■ Your instructions: Reproduce all the entries precisely.

■ Exercise inputs:

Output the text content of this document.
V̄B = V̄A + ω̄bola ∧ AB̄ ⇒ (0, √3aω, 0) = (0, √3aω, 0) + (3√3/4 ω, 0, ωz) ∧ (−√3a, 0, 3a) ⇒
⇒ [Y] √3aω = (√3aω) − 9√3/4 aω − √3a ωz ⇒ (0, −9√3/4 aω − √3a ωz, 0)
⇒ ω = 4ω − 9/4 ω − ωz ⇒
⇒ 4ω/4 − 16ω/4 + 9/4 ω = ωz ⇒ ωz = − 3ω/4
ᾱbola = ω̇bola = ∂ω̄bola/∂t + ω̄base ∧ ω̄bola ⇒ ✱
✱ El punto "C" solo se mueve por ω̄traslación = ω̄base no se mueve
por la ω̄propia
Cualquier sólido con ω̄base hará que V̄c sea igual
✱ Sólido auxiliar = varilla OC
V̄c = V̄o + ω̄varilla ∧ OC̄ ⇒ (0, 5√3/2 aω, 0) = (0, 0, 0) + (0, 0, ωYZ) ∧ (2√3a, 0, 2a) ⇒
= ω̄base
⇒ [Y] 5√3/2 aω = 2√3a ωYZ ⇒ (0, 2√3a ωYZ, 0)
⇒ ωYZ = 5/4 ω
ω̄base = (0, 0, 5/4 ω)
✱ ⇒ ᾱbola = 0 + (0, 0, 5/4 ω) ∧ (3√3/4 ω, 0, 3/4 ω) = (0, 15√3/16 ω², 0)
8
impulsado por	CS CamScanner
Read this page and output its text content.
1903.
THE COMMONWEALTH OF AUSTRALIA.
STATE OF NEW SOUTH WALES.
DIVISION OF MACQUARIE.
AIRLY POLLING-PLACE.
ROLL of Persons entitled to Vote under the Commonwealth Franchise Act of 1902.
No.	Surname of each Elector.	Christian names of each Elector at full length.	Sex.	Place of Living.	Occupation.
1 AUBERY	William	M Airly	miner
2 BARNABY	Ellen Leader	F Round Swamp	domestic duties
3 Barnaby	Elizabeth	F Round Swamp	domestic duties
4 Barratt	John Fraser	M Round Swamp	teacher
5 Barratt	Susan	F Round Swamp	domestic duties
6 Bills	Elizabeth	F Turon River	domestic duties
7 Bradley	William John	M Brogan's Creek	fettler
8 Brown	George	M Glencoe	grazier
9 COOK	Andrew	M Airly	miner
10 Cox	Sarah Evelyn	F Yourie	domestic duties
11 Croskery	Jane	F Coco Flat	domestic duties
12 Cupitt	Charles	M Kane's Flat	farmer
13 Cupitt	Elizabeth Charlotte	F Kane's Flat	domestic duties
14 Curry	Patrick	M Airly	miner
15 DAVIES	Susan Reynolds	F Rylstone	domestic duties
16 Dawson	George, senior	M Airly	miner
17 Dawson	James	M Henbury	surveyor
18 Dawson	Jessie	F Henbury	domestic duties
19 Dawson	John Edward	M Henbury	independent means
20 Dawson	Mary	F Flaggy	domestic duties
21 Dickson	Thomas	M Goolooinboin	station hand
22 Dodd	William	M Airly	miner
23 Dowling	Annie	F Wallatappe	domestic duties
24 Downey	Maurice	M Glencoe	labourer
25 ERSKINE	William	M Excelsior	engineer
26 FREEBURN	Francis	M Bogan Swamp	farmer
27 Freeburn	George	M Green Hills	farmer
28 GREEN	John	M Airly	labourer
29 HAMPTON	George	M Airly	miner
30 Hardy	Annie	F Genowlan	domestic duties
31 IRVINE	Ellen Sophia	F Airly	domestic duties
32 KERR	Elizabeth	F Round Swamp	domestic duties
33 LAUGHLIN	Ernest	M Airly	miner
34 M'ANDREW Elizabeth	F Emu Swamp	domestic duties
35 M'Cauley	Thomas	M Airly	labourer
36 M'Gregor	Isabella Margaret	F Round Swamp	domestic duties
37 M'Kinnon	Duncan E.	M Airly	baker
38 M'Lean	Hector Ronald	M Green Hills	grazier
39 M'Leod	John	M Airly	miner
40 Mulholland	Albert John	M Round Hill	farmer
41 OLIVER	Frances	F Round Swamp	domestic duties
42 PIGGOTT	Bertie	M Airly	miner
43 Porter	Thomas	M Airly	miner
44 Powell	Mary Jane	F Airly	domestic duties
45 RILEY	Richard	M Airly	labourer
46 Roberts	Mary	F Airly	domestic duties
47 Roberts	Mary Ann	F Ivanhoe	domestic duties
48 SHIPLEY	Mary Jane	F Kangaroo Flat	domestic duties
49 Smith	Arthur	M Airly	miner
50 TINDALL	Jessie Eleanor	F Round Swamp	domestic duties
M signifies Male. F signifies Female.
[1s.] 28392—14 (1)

■ Full output:
Output the text content of this document.
V̄B = V̄A + ω̄bola ∧ AB̄ ⇒ (0, √3aω, 0) = (0, √3aω, 0) + (3√3/4 ω, 0, ωz) ∧ (−√3a, 0, 3a) ⇒
⇒ [Y] √3aω = (√3aω) − 9√3/4 aω − √3a ωz ⇒ (0, −9√3/4 aω − √3a ωz, 0)
⇒ ω = 4ω − 9/4 ω − ωz ⇒
⇒ 4ω/4 − 16ω/4 + 9/4 ω = ωz ⇒ ωz = − 3ω/4
ᾱbola = ω̇bola = ∂ω̄bola/∂t + ω̄base ∧ ω̄bola ⇒ ✱
✱ El punto "C" solo se mueve por ω̄traslación = ω̄base no se mueve
por la ω̄propia
Cualquier sólido con ω̄base hará que V̄c sea igual
✱ Sólido auxiliar = varilla OC
V̄c = V̄o + ω̄varilla ∧ OC̄ ⇒ (0, 5√3/2 aω, 0) = (0, 0, 0) + (0, 0, ωYZ) ∧ (2√3a, 0, 2a) ⇒
= ω̄base
⇒ [Y] 5√3/2 aω = 2√3a ωYZ ⇒ (0, 2√3a ωYZ, 0)
⇒ ωYZ = 5/4 ω
ω̄base = (0, 0, 5/4 ω)
✱ ⇒ ᾱbola = 0 + (0, 0, 5/4 ω) ∧ (3√3/4 ω, 0, 3/4 ω) = (0, 15√3/16 ω², 0)
8
impulsado por	CS CamScanner
Read this page and output its text content.
1903.
THE COMMONWEALTH OF AUSTRALIA.
STATE OF NEW SOUTH WALES.
DIVISION OF MACQUARIE.
AIRLY POLLING-PLACE.
ROLL of Persons entitled to Vote under the Commonwealth Franchise Act of 1902.
No.	Surname of each Elector.	Christian names of each Elector at full length.	Sex.	Place of Living.	Occupation.
1 AUBERY	William	M Airly	miner
2 BARNABY	Ellen Leader	F Round Swamp	domestic duties
3 Barnaby	Elizabeth	F Round Swamp	domestic duties
4 Barratt	John Fraser	M Round Swamp	teacher
5 Barratt	Susan	F Round Swamp	domestic duties
6 Bills	Elizabeth	F Turon River	domestic duties
7 Bradley	William John	M Brogan's Creek	fettler
8 Brown	George	M Glencoe	grazier
9 COOK	Andrew	M Airly	miner
10 Cox	Sarah Evelyn	F Yourie	domestic duties
11 Croskery	Jane	F Coco Flat	domestic duties
12 Cupitt	Charles	M Kane's Flat	farmer
13 Cupitt	Elizabeth Charlotte	F Kane's Flat	domestic duties
14 Curry	Patrick	M Airly	miner
15 DAVIES	Susan Reynolds	F Rylstone	domestic duties
16 Dawson	George, senior	M Airly	miner
17 Dawson	James	M Henbury	surveyor
18 Dawson	Jessie	F Henbury	domestic duties
19 Dawson	John Edward	M Henbury	independent means
20 Dawson	Mary	F Flaggy	domestic duties
21 Dickson	Thomas	M Goolooinboin	station hand
22 Dodd	William	M Airly	miner
23 Dowling	Annie	F Wallatappe	domestic duties
24 Downey	Maurice	M Glencoe	labourer
25 ERSKINE	William	M Excelsior	engineer
26 FREEBURN	Francis	M Bogan Swamp	farmer
27 Freeburn	George	M Green Hills	farmer
28 GREEN	John	M Airly	labourer
29 HAMPTON	George	M Airly	miner
30 Hardy	Annie	F Genowlan	domestic duties
31 IRVINE	Ellen Sophia	F Airly	domestic duties
32 KERR	Elizabeth	F Round Swamp	domestic duties
33 LAUGHLIN	Ernest	M Airly	miner
34 M'ANDREW Elizabeth	F Emu Swamp	domestic duties
35 M'Cauley	Thomas	M Airly	labourer
36 M'Gregor	Isabella Margaret	F Round Swamp	domestic duties
37 M'Kinnon	Duncan E.	M Airly	baker
38 M'Lean	Hector Ronald	M Green Hills	grazier
39 M'Leod	John	M Airly	miner
40 Mulholland	Albert John	M Round Hill	farmer
41 OLIVER	Frances	F Round Swamp	domestic duties
42 PIGGOTT	Bertie	M Airly	miner
43 Porter	Thomas	M Airly	miner
44 Powell	Mary Jane	F Airly	domestic duties
45 RILEY	Richard	M Airly	labourer
46 Roberts	Mary	F Airly	domestic duties
47 Roberts	Mary Ann	F Ivanhoe	domestic duties
48 SHIPLEY	Mary Jane	F Kangaroo Flat	domestic duties
49 Smith	Arthur	M Airly	miner
50 TINDALL	Jessie Eleanor	F Round Swamp	domestic duties
M signifies Male. F signifies Female.
[1s.] 28392—14 (1)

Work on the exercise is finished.